_Job:_ Everything from the line that holds "What's the underlying" through the end of the data below should be output exactly, both ends included.

Data records:
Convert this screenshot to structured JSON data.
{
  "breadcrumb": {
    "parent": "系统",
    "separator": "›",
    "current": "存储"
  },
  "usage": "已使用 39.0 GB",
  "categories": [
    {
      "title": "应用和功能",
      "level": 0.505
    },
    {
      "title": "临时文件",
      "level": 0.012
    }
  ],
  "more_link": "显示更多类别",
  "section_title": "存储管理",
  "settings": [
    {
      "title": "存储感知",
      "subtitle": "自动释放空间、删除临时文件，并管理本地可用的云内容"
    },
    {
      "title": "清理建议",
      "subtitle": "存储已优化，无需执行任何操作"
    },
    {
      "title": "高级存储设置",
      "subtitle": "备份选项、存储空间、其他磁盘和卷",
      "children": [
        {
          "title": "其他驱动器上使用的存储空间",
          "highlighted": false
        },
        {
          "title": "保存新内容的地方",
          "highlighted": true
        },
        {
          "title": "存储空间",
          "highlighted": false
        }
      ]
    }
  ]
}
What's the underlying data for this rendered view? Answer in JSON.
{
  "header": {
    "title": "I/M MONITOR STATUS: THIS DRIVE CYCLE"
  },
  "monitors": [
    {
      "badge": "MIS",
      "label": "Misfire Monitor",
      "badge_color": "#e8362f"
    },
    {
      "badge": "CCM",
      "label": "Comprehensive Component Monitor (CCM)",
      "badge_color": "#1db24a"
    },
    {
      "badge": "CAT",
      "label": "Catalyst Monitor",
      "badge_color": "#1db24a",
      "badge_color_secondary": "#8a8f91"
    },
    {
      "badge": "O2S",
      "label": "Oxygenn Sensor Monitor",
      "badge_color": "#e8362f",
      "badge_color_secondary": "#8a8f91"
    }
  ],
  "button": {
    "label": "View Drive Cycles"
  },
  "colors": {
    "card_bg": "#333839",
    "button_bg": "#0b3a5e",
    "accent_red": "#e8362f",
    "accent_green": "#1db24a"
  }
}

_Written solution:_
What's the underlying data for this rendered view? Answer in JSON.
{
  "header": {
    "title": "I/M MONITOR STATUS: THIS DRIVE CYCLE"
  },
  "monitors": [
    {
      "badge": "MIS",
      "label": "Misfire Monitor",
      "badge_color": "#e8362f"
    },
    {
      "badge": "CCM",
      "label": "Comprehensive Component Monitor (CCM)",
      "badge_color": "#1db24a"
    },
    {
      "badge": "CAT",
      "label": "Catalyst Monitor",
      "badge_color": "#1db24a",
      "badge_color_secondary": "#8a8f91"
    },
    {
      "badge": "O2S",
      "label": "Oxygenn Sensor Monitor",
      "badge_color": "#e8362f",
      "badge_color_secondary": "#8a8f91"
    }
  ],
  "button": {
    "label": "View Drive Cycles"
  },
  "colors": {
    "card_bg": "#333839",
    "button_bg": "#0b3a5e",
    "accent_red": "#e8362f",
    "accent_green": "#1db24a"
  }
}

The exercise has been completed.